== Records shown ==
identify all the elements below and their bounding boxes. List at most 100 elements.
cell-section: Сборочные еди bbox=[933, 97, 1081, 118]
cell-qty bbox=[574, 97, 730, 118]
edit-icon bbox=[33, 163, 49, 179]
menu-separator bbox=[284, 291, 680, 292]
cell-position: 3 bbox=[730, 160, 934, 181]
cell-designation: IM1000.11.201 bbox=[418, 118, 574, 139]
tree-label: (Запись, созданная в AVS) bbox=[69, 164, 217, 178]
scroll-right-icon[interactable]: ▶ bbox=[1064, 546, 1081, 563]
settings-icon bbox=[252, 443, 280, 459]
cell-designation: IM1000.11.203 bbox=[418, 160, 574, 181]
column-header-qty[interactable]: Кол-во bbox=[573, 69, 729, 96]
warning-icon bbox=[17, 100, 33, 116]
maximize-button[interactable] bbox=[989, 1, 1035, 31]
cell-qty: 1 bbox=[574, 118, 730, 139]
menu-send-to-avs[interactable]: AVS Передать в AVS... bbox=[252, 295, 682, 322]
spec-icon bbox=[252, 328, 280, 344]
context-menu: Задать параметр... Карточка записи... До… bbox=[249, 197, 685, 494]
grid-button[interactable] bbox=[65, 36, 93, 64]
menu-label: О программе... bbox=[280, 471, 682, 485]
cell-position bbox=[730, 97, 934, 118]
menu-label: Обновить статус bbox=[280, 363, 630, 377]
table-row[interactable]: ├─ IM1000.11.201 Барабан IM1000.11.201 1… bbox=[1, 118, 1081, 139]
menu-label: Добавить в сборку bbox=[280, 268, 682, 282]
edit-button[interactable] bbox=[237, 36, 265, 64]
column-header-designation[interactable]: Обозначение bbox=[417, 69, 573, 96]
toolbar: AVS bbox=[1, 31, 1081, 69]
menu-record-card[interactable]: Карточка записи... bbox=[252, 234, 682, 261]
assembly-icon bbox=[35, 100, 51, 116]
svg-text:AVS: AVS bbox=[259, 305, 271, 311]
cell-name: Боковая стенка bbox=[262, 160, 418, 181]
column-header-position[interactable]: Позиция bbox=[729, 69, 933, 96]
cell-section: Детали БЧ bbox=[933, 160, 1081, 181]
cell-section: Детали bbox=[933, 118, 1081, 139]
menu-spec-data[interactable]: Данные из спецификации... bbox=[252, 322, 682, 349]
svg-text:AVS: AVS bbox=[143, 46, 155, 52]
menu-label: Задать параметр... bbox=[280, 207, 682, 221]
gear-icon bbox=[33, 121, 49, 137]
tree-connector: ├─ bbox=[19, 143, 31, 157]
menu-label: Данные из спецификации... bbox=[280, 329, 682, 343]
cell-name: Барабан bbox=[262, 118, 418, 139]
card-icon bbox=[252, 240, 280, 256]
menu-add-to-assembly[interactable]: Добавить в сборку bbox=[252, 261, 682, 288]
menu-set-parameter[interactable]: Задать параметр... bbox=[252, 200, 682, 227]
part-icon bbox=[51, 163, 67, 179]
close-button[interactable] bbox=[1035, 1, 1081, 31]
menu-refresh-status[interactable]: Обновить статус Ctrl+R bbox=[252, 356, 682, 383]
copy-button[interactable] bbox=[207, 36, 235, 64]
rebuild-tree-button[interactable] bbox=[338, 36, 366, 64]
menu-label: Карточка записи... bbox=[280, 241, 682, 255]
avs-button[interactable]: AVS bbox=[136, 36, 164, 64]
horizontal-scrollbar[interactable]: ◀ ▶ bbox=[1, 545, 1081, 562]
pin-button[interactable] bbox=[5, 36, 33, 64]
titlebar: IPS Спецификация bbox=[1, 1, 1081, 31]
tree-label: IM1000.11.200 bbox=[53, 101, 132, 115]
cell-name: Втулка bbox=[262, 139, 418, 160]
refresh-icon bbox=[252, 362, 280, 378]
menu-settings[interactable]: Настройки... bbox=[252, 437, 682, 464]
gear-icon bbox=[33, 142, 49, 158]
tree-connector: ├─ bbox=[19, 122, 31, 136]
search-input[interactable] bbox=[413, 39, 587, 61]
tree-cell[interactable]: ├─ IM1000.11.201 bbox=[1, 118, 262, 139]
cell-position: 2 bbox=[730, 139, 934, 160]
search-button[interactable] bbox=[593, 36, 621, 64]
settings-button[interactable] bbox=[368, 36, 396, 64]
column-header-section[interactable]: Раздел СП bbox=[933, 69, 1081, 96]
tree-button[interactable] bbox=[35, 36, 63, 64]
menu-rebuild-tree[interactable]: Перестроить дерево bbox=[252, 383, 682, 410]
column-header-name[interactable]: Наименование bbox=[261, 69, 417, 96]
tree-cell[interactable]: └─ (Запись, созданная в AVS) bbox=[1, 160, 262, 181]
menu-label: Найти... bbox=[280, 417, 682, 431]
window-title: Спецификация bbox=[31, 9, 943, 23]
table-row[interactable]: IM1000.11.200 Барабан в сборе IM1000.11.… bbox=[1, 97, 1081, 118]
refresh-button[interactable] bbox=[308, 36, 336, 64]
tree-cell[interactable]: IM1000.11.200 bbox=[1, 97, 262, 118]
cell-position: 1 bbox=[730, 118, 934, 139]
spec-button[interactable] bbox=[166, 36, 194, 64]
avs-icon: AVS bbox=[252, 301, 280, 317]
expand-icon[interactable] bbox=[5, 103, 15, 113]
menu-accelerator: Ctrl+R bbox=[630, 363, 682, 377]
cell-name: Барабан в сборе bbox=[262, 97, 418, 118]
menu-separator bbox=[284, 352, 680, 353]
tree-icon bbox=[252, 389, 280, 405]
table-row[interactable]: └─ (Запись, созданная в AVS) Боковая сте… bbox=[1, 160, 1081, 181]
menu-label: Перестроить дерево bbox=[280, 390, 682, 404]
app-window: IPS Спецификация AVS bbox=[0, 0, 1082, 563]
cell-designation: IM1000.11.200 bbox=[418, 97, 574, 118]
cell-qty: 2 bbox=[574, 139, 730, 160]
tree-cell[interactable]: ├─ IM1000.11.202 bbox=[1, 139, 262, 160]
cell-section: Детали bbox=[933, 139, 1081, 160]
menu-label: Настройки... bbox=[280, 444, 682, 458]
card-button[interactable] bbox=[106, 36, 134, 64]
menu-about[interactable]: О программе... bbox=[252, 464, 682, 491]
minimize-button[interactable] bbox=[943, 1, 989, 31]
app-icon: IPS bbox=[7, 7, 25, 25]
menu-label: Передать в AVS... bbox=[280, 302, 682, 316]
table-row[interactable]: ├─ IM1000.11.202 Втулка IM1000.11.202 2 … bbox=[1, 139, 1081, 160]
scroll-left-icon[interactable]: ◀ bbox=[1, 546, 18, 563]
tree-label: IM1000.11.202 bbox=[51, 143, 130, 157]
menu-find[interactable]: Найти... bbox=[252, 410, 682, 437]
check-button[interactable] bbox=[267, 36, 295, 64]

== Instruction ==
Can you reproduce every line above, word for word and in the same order?

== Solution ==
identify all the elements below and their bounding boxes. List at most 100 elements.
cell-section: Сборочные еди bbox=[933, 97, 1081, 118]
cell-qty bbox=[574, 97, 730, 118]
edit-icon bbox=[33, 163, 49, 179]
menu-separator bbox=[284, 291, 680, 292]
cell-position: 3 bbox=[730, 160, 934, 181]
cell-designation: IM1000.11.201 bbox=[418, 118, 574, 139]
tree-label: (Запись, созданная в AVS) bbox=[69, 164, 217, 178]
scroll-right-icon[interactable]: ▶ bbox=[1064, 546, 1081, 563]
settings-icon bbox=[252, 443, 280, 459]
cell-designation: IM1000.11.203 bbox=[418, 160, 574, 181]
column-header-qty[interactable]: Кол-во bbox=[573, 69, 729, 96]
warning-icon bbox=[17, 100, 33, 116]
maximize-button[interactable] bbox=[989, 1, 1035, 31]
cell-qty: 1 bbox=[574, 118, 730, 139]
menu-send-to-avs[interactable]: AVS Передать в AVS... bbox=[252, 295, 682, 322]
spec-icon bbox=[252, 328, 280, 344]
context-menu: Задать параметр... Карточка записи... До… bbox=[249, 197, 685, 494]
grid-button[interactable] bbox=[65, 36, 93, 64]
menu-label: О программе... bbox=[280, 471, 682, 485]
cell-position bbox=[730, 97, 934, 118]
menu-label: Обновить статус bbox=[280, 363, 630, 377]
table-row[interactable]: ├─ IM1000.11.201 Барабан IM1000.11.201 1… bbox=[1, 118, 1081, 139]
menu-label: Добавить в сборку bbox=[280, 268, 682, 282]
edit-button[interactable] bbox=[237, 36, 265, 64]
column-header-designation[interactable]: Обозначение bbox=[417, 69, 573, 96]
toolbar: AVS bbox=[1, 31, 1081, 69]
menu-record-card[interactable]: Карточка записи... bbox=[252, 234, 682, 261]
assembly-icon bbox=[35, 100, 51, 116]
svg-text:AVS: AVS bbox=[259, 305, 271, 311]
cell-name: Боковая стенка bbox=[262, 160, 418, 181]
column-header-position[interactable]: Позиция bbox=[729, 69, 933, 96]
cell-section: Детали БЧ bbox=[933, 160, 1081, 181]
cell-section: Детали bbox=[933, 118, 1081, 139]
menu-spec-data[interactable]: Данные из спецификации... bbox=[252, 322, 682, 349]
svg-text:AVS: AVS bbox=[143, 46, 155, 52]
menu-label: Задать параметр... bbox=[280, 207, 682, 221]
gear-icon bbox=[33, 121, 49, 137]
tree-connector: ├─ bbox=[19, 143, 31, 157]
menu-label: Данные из спецификации... bbox=[280, 329, 682, 343]
cell-name: Барабан bbox=[262, 118, 418, 139]
card-icon bbox=[252, 240, 280, 256]
menu-add-to-assembly[interactable]: Добавить в сборку bbox=[252, 261, 682, 288]
menu-set-parameter[interactable]: Задать параметр... bbox=[252, 200, 682, 227]
part-icon bbox=[51, 163, 67, 179]
close-button[interactable] bbox=[1035, 1, 1081, 31]
menu-refresh-status[interactable]: Обновить статус Ctrl+R bbox=[252, 356, 682, 383]
copy-button[interactable] bbox=[207, 36, 235, 64]
rebuild-tree-button[interactable] bbox=[338, 36, 366, 64]
menu-label: Карточка записи... bbox=[280, 241, 682, 255]
avs-button[interactable]: AVS bbox=[136, 36, 164, 64]
horizontal-scrollbar[interactable]: ◀ ▶ bbox=[1, 545, 1081, 562]
pin-button[interactable] bbox=[5, 36, 33, 64]
titlebar: IPS Спецификация bbox=[1, 1, 1081, 31]
tree-label: IM1000.11.200 bbox=[53, 101, 132, 115]
cell-name: Втулка bbox=[262, 139, 418, 160]
refresh-icon bbox=[252, 362, 280, 378]
menu-settings[interactable]: Настройки... bbox=[252, 437, 682, 464]
gear-icon bbox=[33, 142, 49, 158]
tree-connector: ├─ bbox=[19, 122, 31, 136]
search-input[interactable] bbox=[413, 39, 587, 61]
tree-cell[interactable]: ├─ IM1000.11.201 bbox=[1, 118, 262, 139]
cell-position: 2 bbox=[730, 139, 934, 160]
search-button[interactable] bbox=[593, 36, 621, 64]
settings-button[interactable] bbox=[368, 36, 396, 64]
column-header-section[interactable]: Раздел СП bbox=[933, 69, 1081, 96]
tree-button[interactable] bbox=[35, 36, 63, 64]
menu-rebuild-tree[interactable]: Перестроить дерево bbox=[252, 383, 682, 410]
column-header-name[interactable]: Наименование bbox=[261, 69, 417, 96]
tree-cell[interactable]: └─ (Запись, созданная в AVS) bbox=[1, 160, 262, 181]
menu-label: Найти... bbox=[280, 417, 682, 431]
window-title: Спецификация bbox=[31, 9, 943, 23]
table-row[interactable]: IM1000.11.200 Барабан в сборе IM1000.11.… bbox=[1, 97, 1081, 118]
refresh-button[interactable] bbox=[308, 36, 336, 64]
tree-cell[interactable]: IM1000.11.200 bbox=[1, 97, 262, 118]
cell-position: 1 bbox=[730, 118, 934, 139]
spec-button[interactable] bbox=[166, 36, 194, 64]
avs-icon: AVS bbox=[252, 301, 280, 317]
expand-icon[interactable] bbox=[5, 103, 15, 113]
menu-accelerator: Ctrl+R bbox=[630, 363, 682, 377]
cell-name: Барабан в сборе bbox=[262, 97, 418, 118]
menu-separator bbox=[284, 352, 680, 353]
tree-icon bbox=[252, 389, 280, 405]
table-row[interactable]: └─ (Запись, созданная в AVS) Боковая сте… bbox=[1, 160, 1081, 181]
menu-label: Перестроить дерево bbox=[280, 390, 682, 404]
app-window: IPS Спецификация AVS bbox=[0, 0, 1082, 563]
cell-designation: IM1000.11.200 bbox=[418, 97, 574, 118]
cell-qty: 2 bbox=[574, 139, 730, 160]
tree-cell[interactable]: ├─ IM1000.11.202 bbox=[1, 139, 262, 160]
cell-section: Детали bbox=[933, 139, 1081, 160]
menu-label: Настройки... bbox=[280, 444, 682, 458]
card-button[interactable] bbox=[106, 36, 134, 64]
menu-about[interactable]: О программе... bbox=[252, 464, 682, 491]
minimize-button[interactable] bbox=[943, 1, 989, 31]
app-icon: IPS bbox=[7, 7, 25, 25]
menu-label: Передать в AVS... bbox=[280, 302, 682, 316]
table-row[interactable]: ├─ IM1000.11.202 Втулка IM1000.11.202 2 … bbox=[1, 139, 1081, 160]
scroll-left-icon[interactable]: ◀ bbox=[1, 546, 18, 563]
tree-label: IM1000.11.202 bbox=[51, 143, 130, 157]
menu-find[interactable]: Найти... bbox=[252, 410, 682, 437]
check-button[interactable] bbox=[267, 36, 295, 64]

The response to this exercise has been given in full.